What you need to do: Please tell how many of the lines below contain "image", using only a number.

Records from a data collection:
+++

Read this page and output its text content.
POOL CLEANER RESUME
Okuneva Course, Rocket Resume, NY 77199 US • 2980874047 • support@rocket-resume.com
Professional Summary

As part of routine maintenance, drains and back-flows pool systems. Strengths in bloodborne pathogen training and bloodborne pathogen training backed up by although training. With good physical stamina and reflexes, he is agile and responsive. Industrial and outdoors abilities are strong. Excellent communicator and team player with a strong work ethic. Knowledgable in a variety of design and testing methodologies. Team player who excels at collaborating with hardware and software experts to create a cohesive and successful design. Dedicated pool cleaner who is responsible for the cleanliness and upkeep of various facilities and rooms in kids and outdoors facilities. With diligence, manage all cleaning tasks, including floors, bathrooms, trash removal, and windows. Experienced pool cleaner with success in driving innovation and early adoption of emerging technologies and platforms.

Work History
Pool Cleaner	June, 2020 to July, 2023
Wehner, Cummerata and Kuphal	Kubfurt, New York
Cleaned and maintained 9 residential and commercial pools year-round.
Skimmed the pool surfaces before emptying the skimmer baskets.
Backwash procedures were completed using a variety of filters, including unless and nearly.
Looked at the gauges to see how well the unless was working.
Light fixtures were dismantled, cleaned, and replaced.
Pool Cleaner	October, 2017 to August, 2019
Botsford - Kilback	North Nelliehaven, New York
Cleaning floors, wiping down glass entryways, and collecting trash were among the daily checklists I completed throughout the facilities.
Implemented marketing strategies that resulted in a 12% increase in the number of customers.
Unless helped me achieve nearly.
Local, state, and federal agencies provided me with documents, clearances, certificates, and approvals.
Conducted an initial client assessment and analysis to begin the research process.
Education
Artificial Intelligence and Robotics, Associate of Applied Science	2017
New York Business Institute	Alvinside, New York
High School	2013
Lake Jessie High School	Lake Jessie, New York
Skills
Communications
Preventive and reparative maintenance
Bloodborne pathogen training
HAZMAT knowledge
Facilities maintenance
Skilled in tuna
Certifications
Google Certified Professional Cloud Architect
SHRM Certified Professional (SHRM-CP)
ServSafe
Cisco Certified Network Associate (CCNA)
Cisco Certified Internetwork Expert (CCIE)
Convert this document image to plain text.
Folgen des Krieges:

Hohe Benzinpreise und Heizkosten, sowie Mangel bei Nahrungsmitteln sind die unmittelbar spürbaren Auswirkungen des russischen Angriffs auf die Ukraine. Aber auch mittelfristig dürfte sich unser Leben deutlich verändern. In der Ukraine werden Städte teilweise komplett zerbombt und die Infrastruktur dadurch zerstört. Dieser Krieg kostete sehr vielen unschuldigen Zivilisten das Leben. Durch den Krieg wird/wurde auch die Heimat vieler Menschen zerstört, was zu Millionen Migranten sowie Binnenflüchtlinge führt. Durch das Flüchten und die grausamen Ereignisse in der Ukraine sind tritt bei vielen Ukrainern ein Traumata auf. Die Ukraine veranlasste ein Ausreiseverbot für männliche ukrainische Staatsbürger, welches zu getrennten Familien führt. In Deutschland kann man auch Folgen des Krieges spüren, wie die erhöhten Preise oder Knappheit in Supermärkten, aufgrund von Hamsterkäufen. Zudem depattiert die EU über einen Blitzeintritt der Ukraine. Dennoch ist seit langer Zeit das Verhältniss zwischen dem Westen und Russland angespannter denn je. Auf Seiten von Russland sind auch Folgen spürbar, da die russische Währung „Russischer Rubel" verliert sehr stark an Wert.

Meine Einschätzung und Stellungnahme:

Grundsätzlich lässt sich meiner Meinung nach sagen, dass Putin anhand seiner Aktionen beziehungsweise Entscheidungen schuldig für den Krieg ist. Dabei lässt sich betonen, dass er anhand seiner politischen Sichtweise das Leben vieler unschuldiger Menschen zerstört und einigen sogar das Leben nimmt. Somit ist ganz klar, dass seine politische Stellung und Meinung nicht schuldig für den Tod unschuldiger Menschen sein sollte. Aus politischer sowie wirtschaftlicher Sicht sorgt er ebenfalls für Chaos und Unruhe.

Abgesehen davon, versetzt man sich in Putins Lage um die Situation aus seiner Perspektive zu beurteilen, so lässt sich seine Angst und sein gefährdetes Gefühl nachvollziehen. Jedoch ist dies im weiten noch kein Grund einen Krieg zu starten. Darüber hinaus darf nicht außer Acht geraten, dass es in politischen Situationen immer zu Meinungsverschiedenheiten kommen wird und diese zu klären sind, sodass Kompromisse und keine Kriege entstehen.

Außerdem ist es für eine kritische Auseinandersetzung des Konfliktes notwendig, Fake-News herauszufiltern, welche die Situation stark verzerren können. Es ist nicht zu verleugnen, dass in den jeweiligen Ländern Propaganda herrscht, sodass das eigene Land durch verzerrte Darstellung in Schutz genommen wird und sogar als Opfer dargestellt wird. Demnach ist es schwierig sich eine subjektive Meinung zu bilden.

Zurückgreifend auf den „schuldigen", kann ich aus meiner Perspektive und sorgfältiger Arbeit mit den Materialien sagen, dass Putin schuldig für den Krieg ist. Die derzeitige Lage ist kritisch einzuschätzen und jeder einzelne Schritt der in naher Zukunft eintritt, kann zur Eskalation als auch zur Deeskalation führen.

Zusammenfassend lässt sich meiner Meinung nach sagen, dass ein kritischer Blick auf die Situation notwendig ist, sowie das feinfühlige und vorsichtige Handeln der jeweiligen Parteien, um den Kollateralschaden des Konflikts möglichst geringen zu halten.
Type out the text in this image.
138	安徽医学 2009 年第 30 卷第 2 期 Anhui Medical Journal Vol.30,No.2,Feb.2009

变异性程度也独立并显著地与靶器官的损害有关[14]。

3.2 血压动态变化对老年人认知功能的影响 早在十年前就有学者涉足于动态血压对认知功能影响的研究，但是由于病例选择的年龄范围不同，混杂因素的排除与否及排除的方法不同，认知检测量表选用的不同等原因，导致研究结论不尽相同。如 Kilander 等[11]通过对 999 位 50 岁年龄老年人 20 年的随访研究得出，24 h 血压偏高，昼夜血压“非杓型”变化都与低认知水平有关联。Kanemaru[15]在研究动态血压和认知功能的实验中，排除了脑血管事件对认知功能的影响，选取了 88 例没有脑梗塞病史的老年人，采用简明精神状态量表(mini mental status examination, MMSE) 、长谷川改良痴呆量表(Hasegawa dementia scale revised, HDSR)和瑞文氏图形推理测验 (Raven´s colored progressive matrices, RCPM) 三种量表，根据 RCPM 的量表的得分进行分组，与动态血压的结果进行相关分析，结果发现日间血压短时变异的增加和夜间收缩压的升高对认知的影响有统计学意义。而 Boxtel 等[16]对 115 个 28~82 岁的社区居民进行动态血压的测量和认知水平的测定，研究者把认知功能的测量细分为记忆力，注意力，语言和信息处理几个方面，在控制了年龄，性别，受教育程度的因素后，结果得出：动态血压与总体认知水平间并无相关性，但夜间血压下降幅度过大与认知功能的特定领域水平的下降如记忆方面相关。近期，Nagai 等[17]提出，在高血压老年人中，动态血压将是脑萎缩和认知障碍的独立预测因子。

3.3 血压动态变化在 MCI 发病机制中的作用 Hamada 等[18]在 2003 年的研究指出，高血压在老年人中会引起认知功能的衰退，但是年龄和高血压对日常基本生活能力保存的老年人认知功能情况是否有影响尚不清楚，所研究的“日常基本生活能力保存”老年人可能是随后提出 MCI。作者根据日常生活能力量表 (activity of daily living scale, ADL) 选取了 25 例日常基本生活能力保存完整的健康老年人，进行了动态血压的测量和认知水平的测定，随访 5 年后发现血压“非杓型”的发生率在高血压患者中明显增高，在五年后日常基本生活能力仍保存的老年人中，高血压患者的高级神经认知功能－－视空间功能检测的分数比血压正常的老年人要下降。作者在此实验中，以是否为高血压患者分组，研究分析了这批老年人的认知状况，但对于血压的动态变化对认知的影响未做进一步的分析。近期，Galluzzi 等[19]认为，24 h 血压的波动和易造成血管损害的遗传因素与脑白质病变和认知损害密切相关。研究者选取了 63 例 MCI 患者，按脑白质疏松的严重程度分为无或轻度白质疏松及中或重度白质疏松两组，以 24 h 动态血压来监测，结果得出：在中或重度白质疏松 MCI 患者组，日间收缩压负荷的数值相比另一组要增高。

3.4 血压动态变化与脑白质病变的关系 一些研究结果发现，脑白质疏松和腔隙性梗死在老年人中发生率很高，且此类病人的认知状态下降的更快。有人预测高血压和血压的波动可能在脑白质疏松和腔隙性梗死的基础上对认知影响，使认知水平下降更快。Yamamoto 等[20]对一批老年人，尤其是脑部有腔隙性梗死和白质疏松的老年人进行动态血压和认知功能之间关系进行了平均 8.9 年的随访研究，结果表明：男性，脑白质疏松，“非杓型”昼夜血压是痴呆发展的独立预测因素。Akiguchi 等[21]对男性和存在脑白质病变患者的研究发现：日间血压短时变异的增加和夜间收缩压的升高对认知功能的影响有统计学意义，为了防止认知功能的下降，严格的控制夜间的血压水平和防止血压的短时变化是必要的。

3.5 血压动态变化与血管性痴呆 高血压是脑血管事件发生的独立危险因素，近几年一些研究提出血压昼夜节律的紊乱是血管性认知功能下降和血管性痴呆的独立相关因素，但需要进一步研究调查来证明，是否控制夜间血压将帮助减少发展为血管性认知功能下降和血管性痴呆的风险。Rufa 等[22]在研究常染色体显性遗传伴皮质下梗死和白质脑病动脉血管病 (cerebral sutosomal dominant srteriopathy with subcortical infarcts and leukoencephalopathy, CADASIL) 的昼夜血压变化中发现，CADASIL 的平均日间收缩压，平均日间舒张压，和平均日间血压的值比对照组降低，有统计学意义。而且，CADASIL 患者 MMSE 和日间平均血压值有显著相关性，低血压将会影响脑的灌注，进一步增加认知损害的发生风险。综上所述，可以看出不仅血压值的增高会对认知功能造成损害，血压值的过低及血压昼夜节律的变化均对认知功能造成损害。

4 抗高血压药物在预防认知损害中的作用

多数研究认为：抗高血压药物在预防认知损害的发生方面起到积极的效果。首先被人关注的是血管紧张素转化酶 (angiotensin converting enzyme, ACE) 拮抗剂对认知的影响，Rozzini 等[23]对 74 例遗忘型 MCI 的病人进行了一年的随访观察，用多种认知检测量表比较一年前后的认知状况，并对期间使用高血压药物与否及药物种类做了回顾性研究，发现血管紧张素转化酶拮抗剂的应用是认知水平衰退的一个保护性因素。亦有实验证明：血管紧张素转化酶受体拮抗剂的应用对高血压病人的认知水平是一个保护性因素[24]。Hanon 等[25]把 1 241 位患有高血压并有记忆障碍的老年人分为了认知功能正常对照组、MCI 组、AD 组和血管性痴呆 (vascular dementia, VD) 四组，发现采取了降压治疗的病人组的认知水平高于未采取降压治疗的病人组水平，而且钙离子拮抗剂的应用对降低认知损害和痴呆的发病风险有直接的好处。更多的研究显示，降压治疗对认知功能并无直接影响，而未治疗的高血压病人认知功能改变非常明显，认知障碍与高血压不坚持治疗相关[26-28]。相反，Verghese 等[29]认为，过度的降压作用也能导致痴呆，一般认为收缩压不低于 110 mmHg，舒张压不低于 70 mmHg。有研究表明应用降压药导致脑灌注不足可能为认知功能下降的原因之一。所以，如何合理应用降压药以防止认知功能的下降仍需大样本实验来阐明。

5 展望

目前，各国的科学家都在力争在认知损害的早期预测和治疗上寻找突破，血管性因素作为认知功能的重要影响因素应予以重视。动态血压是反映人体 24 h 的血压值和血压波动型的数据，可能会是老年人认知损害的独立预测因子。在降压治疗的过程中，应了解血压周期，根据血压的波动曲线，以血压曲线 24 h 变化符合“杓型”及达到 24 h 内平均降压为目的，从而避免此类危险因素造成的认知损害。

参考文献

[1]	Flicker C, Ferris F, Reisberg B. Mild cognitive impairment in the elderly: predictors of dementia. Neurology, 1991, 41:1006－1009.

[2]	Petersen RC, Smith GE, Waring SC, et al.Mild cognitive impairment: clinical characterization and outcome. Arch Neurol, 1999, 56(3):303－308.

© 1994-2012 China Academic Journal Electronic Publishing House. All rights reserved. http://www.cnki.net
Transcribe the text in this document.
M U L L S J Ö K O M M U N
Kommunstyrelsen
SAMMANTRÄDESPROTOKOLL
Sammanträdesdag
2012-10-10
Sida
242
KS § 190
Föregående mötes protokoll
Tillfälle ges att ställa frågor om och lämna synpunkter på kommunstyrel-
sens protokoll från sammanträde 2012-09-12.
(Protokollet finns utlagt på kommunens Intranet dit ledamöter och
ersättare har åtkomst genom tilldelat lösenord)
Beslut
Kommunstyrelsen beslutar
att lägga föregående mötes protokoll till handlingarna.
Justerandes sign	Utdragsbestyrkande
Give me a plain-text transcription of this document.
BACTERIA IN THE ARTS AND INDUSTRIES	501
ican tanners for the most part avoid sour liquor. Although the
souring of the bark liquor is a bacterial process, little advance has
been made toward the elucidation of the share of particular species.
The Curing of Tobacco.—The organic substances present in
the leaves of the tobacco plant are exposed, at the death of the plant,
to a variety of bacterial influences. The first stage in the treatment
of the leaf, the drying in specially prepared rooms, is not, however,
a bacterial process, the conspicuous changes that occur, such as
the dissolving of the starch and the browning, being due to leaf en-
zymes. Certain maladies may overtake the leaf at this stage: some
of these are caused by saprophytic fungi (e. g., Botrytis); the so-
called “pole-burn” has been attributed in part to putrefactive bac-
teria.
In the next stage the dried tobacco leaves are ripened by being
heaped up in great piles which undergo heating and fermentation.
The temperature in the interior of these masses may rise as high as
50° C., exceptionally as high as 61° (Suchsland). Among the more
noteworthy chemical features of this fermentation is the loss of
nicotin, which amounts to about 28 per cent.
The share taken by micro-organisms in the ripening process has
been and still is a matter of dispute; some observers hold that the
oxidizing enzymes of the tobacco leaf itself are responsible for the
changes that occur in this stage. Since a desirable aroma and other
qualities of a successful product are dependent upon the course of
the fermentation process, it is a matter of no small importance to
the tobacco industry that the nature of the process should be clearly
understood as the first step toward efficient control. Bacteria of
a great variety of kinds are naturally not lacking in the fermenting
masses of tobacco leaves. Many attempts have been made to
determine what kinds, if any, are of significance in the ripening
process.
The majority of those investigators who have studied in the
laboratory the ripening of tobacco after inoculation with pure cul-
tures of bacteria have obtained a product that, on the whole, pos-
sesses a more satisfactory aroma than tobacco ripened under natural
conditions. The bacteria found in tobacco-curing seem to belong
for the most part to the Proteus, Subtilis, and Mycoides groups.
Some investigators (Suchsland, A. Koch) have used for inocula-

+++

Response: 2